Figure content listings:
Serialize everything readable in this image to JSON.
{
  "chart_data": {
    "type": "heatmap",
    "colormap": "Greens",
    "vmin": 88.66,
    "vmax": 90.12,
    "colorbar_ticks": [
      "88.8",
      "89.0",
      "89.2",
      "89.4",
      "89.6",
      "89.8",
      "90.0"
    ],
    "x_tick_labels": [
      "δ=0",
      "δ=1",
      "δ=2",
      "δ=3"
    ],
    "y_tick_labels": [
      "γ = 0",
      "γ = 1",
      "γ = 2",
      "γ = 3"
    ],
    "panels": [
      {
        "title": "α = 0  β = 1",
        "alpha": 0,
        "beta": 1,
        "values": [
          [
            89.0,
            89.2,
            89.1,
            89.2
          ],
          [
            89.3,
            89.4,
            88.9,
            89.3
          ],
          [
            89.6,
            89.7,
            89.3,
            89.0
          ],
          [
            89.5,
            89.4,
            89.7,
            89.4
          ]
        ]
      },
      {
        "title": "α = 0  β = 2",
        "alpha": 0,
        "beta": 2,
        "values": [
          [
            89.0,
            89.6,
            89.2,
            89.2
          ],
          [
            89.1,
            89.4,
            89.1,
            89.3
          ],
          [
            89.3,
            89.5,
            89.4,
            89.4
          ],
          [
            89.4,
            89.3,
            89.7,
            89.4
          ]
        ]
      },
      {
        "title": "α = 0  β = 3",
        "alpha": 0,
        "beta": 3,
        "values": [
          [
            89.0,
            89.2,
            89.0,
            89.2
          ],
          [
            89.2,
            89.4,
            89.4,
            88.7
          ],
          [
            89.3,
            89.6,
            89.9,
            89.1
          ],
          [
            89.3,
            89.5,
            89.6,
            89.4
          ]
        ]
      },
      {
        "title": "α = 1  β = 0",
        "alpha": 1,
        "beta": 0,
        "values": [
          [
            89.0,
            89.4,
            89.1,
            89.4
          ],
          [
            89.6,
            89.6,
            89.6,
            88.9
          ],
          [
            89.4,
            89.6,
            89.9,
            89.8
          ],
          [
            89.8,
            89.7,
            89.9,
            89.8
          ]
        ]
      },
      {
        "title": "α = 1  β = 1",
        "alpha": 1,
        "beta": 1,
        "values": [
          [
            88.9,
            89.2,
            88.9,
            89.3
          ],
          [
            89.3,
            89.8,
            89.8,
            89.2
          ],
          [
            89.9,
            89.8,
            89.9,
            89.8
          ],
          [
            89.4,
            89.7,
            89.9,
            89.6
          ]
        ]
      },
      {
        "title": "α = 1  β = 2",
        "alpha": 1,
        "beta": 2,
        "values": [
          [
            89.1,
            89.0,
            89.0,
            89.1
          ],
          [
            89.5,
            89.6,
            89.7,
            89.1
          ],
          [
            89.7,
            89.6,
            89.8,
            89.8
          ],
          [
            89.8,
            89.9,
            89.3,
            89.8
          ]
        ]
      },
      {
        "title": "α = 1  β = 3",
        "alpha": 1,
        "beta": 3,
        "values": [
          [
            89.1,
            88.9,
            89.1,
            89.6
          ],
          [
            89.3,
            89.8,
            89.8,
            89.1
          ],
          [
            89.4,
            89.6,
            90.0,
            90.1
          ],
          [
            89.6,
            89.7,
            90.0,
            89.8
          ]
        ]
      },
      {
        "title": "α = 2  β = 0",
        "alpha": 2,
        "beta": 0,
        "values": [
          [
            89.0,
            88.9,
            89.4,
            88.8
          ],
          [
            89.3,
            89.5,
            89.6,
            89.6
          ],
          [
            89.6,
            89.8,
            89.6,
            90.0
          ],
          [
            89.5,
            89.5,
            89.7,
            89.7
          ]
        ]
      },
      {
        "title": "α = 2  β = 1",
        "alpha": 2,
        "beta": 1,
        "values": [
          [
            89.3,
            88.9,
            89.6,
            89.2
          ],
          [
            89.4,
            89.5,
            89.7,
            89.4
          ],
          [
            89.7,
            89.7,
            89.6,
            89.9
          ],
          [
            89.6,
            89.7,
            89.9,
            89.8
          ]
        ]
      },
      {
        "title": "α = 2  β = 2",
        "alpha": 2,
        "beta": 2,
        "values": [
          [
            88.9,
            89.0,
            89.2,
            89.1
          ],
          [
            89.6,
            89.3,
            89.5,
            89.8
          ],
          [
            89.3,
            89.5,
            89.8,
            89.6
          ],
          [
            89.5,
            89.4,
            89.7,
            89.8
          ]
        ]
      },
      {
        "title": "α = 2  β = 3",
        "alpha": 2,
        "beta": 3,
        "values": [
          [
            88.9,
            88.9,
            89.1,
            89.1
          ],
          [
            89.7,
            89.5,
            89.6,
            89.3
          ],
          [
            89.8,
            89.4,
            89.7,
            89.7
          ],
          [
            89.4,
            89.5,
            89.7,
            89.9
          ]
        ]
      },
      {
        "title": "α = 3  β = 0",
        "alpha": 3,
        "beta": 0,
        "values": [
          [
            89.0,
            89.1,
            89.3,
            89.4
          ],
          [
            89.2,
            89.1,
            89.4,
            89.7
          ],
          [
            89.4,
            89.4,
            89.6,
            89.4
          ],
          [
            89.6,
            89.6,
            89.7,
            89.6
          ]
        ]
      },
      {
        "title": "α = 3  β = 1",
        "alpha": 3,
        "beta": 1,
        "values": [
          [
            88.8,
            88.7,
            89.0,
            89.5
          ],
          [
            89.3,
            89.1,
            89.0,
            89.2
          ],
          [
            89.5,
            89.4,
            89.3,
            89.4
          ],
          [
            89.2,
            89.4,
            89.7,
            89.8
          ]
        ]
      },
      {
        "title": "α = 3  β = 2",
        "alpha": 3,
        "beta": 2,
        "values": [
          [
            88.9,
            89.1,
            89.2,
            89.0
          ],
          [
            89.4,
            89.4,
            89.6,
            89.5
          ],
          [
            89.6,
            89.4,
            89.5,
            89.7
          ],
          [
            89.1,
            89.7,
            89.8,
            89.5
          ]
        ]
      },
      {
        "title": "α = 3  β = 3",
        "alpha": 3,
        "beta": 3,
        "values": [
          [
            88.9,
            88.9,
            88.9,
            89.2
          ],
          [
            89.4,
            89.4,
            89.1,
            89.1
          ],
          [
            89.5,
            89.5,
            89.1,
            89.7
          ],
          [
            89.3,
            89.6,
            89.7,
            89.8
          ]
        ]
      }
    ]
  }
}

▶ **Given instruction**: Reproduce the records above exactly as they appear.

▶ **Solved problem**:
Serialize everything readable in this image to JSON.
{
  "chart_data": {
    "type": "heatmap",
    "colormap": "Greens",
    "vmin": 88.66,
    "vmax": 90.12,
    "colorbar_ticks": [
      "88.8",
      "89.0",
      "89.2",
      "89.4",
      "89.6",
      "89.8",
      "90.0"
    ],
    "x_tick_labels": [
      "δ=0",
      "δ=1",
      "δ=2",
      "δ=3"
    ],
    "y_tick_labels": [
      "γ = 0",
      "γ = 1",
      "γ = 2",
      "γ = 3"
    ],
    "panels": [
      {
        "title": "α = 0  β = 1",
        "alpha": 0,
        "beta": 1,
        "values": [
          [
            89.0,
            89.2,
            89.1,
            89.2
          ],
          [
            89.3,
            89.4,
            88.9,
            89.3
          ],
          [
            89.6,
            89.7,
            89.3,
            89.0
          ],
          [
            89.5,
            89.4,
            89.7,
            89.4
          ]
        ]
      },
      {
        "title": "α = 0  β = 2",
        "alpha": 0,
        "beta": 2,
        "values": [
          [
            89.0,
            89.6,
            89.2,
            89.2
          ],
          [
            89.1,
            89.4,
            89.1,
            89.3
          ],
          [
            89.3,
            89.5,
            89.4,
            89.4
          ],
          [
            89.4,
            89.3,
            89.7,
            89.4
          ]
        ]
      },
      {
        "title": "α = 0  β = 3",
        "alpha": 0,
        "beta": 3,
        "values": [
          [
            89.0,
            89.2,
            89.0,
            89.2
          ],
          [
            89.2,
            89.4,
            89.4,
            88.7
          ],
          [
            89.3,
            89.6,
            89.9,
            89.1
          ],
          [
            89.3,
            89.5,
            89.6,
            89.4
          ]
        ]
      },
      {
        "title": "α = 1  β = 0",
        "alpha": 1,
        "beta": 0,
        "values": [
          [
            89.0,
            89.4,
            89.1,
            89.4
          ],
          [
            89.6,
            89.6,
            89.6,
            88.9
          ],
          [
            89.4,
            89.6,
            89.9,
            89.8
          ],
          [
            89.8,
            89.7,
            89.9,
            89.8
          ]
        ]
      },
      {
        "title": "α = 1  β = 1",
        "alpha": 1,
        "beta": 1,
        "values": [
          [
            88.9,
            89.2,
            88.9,
            89.3
          ],
          [
            89.3,
            89.8,
            89.8,
            89.2
          ],
          [
            89.9,
            89.8,
            89.9,
            89.8
          ],
          [
            89.4,
            89.7,
            89.9,
            89.6
          ]
        ]
      },
      {
        "title": "α = 1  β = 2",
        "alpha": 1,
        "beta": 2,
        "values": [
          [
            89.1,
            89.0,
            89.0,
            89.1
          ],
          [
            89.5,
            89.6,
            89.7,
            89.1
          ],
          [
            89.7,
            89.6,
            89.8,
            89.8
          ],
          [
            89.8,
            89.9,
            89.3,
            89.8
          ]
        ]
      },
      {
        "title": "α = 1  β = 3",
        "alpha": 1,
        "beta": 3,
        "values": [
          [
            89.1,
            88.9,
            89.1,
            89.6
          ],
          [
            89.3,
            89.8,
            89.8,
            89.1
          ],
          [
            89.4,
            89.6,
            90.0,
            90.1
          ],
          [
            89.6,
            89.7,
            90.0,
            89.8
          ]
        ]
      },
      {
        "title": "α = 2  β = 0",
        "alpha": 2,
        "beta": 0,
        "values": [
          [
            89.0,
            88.9,
            89.4,
            88.8
          ],
          [
            89.3,
            89.5,
            89.6,
            89.6
          ],
          [
            89.6,
            89.8,
            89.6,
            90.0
          ],
          [
            89.5,
            89.5,
            89.7,
            89.7
          ]
        ]
      },
      {
        "title": "α = 2  β = 1",
        "alpha": 2,
        "beta": 1,
        "values": [
          [
            89.3,
            88.9,
            89.6,
            89.2
          ],
          [
            89.4,
            89.5,
            89.7,
            89.4
          ],
          [
            89.7,
            89.7,
            89.6,
            89.9
          ],
          [
            89.6,
            89.7,
            89.9,
            89.8
          ]
        ]
      },
      {
        "title": "α = 2  β = 2",
        "alpha": 2,
        "beta": 2,
        "values": [
          [
            88.9,
            89.0,
            89.2,
            89.1
          ],
          [
            89.6,
            89.3,
            89.5,
            89.8
          ],
          [
            89.3,
            89.5,
            89.8,
            89.6
          ],
          [
            89.5,
            89.4,
            89.7,
            89.8
          ]
        ]
      },
      {
        "title": "α = 2  β = 3",
        "alpha": 2,
        "beta": 3,
        "values": [
          [
            88.9,
            88.9,
            89.1,
            89.1
          ],
          [
            89.7,
            89.5,
            89.6,
            89.3
          ],
          [
            89.8,
            89.4,
            89.7,
            89.7
          ],
          [
            89.4,
            89.5,
            89.7,
            89.9
          ]
        ]
      },
      {
        "title": "α = 3  β = 0",
        "alpha": 3,
        "beta": 0,
        "values": [
          [
            89.0,
            89.1,
            89.3,
            89.4
          ],
          [
            89.2,
            89.1,
            89.4,
            89.7
          ],
          [
            89.4,
            89.4,
            89.6,
            89.4
          ],
          [
            89.6,
            89.6,
            89.7,
            89.6
          ]
        ]
      },
      {
        "title": "α = 3  β = 1",
        "alpha": 3,
        "beta": 1,
        "values": [
          [
            88.8,
            88.7,
            89.0,
            89.5
          ],
          [
            89.3,
            89.1,
            89.0,
            89.2
          ],
          [
            89.5,
            89.4,
            89.3,
            89.4
          ],
          [
            89.2,
            89.4,
            89.7,
            89.8
          ]
        ]
      },
      {
        "title": "α = 3  β = 2",
        "alpha": 3,
        "beta": 2,
        "values": [
          [
            88.9,
            89.1,
            89.2,
            89.0
          ],
          [
            89.4,
            89.4,
            89.6,
            89.5
          ],
          [
            89.6,
            89.4,
            89.5,
            89.7
          ],
          [
            89.1,
            89.7,
            89.8,
            89.5
          ]
        ]
      },
      {
        "title": "α = 3  β = 3",
        "alpha": 3,
        "beta": 3,
        "values": [
          [
            88.9,
            88.9,
            88.9,
            89.2
          ],
          [
            89.4,
            89.4,
            89.1,
            89.1
          ],
          [
            89.5,
            89.5,
            89.1,
            89.7
          ],
          [
            89.3,
            89.6,
            89.7,
            89.8
          ]
        ]
      }
    ]
  }
}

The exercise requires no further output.